--- DATA EXCERPTS ---
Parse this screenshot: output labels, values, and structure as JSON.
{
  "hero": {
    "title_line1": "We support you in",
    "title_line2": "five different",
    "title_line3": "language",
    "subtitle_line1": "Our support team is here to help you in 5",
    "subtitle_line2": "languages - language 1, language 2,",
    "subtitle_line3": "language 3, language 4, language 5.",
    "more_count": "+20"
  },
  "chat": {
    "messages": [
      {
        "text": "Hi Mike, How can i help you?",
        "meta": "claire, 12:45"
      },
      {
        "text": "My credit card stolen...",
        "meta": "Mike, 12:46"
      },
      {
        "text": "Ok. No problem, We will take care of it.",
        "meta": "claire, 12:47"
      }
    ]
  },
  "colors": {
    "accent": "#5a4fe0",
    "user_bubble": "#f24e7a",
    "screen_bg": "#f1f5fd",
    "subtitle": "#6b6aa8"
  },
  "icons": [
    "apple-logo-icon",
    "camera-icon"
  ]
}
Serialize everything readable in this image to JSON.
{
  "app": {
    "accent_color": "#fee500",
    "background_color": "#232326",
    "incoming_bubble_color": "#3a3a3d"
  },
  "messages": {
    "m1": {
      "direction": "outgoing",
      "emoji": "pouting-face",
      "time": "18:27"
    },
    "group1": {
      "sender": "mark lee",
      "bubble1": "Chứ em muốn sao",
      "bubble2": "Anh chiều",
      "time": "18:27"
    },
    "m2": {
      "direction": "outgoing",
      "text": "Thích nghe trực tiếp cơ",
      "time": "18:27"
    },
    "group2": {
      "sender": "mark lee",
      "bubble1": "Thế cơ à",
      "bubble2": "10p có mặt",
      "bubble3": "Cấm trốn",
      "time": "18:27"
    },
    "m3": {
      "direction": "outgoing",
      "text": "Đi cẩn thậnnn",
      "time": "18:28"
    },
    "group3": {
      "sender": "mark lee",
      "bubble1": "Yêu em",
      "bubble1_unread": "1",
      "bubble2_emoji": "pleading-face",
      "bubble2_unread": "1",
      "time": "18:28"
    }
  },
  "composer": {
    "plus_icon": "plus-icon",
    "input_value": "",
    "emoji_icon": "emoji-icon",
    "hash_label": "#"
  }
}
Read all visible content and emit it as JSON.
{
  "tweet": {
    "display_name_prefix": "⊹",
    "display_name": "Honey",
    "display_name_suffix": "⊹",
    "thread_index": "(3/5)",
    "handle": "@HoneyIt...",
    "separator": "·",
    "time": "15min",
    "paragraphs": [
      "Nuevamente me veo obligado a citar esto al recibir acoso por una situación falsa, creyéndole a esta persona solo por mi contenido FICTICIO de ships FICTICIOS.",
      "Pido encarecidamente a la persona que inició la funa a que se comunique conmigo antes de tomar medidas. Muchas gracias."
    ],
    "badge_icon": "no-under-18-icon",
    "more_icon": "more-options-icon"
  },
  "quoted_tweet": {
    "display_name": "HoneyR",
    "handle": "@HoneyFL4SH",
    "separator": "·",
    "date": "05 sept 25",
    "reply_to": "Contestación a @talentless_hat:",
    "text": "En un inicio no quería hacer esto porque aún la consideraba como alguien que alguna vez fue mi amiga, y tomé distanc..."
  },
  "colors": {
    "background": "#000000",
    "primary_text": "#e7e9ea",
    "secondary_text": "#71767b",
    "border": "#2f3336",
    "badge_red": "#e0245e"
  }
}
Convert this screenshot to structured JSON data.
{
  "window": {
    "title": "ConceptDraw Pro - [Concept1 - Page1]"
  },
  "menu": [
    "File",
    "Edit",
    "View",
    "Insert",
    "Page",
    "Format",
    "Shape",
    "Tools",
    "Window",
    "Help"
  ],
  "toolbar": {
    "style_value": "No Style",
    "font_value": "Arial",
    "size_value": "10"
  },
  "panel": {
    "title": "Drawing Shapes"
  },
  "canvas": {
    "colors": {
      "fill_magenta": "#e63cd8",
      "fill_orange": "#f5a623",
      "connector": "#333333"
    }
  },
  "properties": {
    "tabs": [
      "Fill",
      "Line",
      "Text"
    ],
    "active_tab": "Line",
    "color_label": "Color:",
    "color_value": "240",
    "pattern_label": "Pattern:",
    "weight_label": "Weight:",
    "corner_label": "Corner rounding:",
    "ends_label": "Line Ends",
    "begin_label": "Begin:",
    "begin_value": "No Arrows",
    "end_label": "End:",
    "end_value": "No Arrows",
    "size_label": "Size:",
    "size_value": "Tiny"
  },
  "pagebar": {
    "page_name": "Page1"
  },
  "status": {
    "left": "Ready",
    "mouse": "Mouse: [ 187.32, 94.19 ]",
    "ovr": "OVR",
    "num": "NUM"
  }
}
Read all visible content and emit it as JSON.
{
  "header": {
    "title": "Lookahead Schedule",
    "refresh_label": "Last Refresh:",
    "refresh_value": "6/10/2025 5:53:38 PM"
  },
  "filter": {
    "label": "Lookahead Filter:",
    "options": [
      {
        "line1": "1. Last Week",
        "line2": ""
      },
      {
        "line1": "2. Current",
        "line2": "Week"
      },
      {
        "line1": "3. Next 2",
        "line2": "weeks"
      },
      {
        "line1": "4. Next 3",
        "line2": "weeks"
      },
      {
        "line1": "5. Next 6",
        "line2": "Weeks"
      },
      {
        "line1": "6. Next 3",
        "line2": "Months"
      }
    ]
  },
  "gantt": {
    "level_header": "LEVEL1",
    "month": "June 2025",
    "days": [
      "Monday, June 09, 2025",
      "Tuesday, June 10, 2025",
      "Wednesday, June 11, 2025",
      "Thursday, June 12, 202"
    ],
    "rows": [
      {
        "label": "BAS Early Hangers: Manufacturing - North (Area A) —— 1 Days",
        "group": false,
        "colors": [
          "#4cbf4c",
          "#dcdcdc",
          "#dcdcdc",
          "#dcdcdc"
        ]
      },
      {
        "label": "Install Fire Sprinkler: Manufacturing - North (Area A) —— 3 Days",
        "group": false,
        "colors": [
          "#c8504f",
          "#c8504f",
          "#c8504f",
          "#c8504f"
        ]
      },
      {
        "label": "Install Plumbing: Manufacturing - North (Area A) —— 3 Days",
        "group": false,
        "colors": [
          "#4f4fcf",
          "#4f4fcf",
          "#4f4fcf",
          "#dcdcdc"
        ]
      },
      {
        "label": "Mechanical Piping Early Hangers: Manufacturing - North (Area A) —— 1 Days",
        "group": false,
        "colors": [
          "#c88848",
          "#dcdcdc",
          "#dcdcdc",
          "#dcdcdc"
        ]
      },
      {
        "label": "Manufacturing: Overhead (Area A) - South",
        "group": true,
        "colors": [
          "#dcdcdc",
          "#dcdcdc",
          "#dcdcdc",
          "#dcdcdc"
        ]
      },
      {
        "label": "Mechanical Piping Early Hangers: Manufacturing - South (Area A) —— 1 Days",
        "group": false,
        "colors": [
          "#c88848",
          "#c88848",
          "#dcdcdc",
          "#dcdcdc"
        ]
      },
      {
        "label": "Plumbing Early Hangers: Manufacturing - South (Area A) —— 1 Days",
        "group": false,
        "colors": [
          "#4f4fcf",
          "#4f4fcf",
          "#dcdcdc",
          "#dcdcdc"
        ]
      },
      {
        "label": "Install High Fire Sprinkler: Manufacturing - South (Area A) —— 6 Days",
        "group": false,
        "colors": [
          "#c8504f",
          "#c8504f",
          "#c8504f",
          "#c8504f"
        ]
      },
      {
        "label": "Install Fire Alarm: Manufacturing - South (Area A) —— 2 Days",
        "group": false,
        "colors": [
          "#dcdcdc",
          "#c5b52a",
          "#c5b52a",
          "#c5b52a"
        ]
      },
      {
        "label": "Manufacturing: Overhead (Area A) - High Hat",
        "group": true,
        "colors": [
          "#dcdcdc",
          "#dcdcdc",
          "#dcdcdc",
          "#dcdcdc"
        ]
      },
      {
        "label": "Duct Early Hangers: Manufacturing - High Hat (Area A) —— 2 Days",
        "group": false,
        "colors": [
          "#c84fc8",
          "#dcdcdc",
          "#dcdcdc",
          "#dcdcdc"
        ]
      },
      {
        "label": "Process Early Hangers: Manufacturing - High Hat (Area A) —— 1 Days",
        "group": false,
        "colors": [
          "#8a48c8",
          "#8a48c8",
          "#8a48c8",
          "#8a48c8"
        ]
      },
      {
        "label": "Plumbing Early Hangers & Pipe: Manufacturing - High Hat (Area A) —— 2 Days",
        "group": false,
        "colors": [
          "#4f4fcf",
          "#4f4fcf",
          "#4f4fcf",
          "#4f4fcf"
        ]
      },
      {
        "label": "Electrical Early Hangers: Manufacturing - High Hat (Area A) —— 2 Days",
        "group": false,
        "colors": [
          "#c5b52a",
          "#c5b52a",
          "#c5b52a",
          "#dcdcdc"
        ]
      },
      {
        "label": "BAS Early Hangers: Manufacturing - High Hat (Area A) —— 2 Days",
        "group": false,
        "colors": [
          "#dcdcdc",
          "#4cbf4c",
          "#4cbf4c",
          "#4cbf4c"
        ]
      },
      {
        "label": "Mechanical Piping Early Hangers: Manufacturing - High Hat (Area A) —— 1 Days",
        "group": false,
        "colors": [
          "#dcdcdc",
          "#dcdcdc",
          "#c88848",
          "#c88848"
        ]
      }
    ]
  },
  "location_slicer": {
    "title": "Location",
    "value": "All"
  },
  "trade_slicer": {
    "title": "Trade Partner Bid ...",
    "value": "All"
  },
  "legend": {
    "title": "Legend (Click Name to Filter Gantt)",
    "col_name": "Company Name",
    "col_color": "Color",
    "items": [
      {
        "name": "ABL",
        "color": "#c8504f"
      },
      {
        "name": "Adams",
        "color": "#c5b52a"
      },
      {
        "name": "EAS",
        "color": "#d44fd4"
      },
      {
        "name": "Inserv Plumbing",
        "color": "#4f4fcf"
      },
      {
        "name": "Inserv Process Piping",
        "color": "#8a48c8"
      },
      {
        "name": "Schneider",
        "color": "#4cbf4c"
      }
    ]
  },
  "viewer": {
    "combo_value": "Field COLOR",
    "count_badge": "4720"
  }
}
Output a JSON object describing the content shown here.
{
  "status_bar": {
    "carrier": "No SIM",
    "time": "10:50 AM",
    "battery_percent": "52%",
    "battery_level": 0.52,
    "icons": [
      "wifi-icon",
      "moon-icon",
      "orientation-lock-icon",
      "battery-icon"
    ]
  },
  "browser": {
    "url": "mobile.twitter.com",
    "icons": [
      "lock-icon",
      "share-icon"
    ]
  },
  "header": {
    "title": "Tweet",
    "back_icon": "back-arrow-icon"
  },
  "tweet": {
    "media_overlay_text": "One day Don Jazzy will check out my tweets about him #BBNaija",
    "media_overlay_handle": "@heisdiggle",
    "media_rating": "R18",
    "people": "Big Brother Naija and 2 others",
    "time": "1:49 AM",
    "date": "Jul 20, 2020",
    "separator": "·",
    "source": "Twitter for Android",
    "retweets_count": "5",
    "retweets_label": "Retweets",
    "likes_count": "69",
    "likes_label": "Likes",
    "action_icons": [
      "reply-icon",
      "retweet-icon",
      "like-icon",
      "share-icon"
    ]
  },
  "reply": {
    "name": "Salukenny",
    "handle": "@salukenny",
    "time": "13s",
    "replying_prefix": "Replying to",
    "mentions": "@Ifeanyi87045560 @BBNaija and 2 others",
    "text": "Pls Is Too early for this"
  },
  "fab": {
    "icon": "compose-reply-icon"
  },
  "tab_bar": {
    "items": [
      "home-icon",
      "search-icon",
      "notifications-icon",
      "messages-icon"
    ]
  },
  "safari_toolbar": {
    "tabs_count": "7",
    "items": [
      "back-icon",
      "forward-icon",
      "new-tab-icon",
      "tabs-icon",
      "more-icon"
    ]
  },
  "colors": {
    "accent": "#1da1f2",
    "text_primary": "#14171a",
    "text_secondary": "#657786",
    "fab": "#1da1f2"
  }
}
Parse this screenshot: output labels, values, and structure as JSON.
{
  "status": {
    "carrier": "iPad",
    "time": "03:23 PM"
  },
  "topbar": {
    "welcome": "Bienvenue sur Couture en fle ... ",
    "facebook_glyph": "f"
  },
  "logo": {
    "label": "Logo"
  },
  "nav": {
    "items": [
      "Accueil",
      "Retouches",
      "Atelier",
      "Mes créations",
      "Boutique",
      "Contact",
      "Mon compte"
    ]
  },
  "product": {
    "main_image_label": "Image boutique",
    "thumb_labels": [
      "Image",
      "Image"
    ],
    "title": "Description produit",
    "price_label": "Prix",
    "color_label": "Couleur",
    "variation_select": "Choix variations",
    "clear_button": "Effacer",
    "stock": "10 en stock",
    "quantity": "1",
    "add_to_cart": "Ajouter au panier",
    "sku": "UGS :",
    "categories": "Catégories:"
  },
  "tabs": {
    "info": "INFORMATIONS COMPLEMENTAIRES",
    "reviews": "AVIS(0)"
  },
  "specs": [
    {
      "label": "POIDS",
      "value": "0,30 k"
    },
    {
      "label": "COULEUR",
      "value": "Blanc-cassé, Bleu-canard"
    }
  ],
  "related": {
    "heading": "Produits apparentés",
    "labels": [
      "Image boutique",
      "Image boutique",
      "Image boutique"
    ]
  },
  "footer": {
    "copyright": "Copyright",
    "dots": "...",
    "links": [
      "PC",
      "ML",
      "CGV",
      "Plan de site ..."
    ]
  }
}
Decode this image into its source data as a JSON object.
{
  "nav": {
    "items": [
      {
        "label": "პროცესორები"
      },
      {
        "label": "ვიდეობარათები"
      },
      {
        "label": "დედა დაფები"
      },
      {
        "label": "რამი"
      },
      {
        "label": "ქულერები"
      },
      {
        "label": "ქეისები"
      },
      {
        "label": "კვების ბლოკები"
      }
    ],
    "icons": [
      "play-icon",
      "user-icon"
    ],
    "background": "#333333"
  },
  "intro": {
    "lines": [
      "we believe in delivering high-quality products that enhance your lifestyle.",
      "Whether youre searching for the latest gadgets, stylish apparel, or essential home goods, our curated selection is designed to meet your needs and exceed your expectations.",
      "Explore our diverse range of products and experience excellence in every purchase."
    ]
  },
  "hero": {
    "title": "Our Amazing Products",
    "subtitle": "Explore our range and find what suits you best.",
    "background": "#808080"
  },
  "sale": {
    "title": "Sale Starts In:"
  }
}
---
PROBLEM STATEMENT:
Only the lines from the one holding "Decode this image" through the end of the listing should be given again, exactly and with both ends included.

RESULT:
Decode this image into its source data as a JSON object.
{
  "nav": {
    "items": [
      {
        "label": "პროცესორები"
      },
      {
        "label": "ვიდეობარათები"
      },
      {
        "label": "დედა დაფები"
      },
      {
        "label": "რამი"
      },
      {
        "label": "ქულერები"
      },
      {
        "label": "ქეისები"
      },
      {
        "label": "კვების ბლოკები"
      }
    ],
    "icons": [
      "play-icon",
      "user-icon"
    ],
    "background": "#333333"
  },
  "intro": {
    "lines": [
      "we believe in delivering high-quality products that enhance your lifestyle.",
      "Whether youre searching for the latest gadgets, stylish apparel, or essential home goods, our curated selection is designed to meet your needs and exceed your expectations.",
      "Explore our diverse range of products and experience excellence in every purchase."
    ]
  },
  "hero": {
    "title": "Our Amazing Products",
    "subtitle": "Explore our range and find what suits you best.",
    "background": "#808080"
  },
  "sale": {
    "title": "Sale Starts In:"
  }
}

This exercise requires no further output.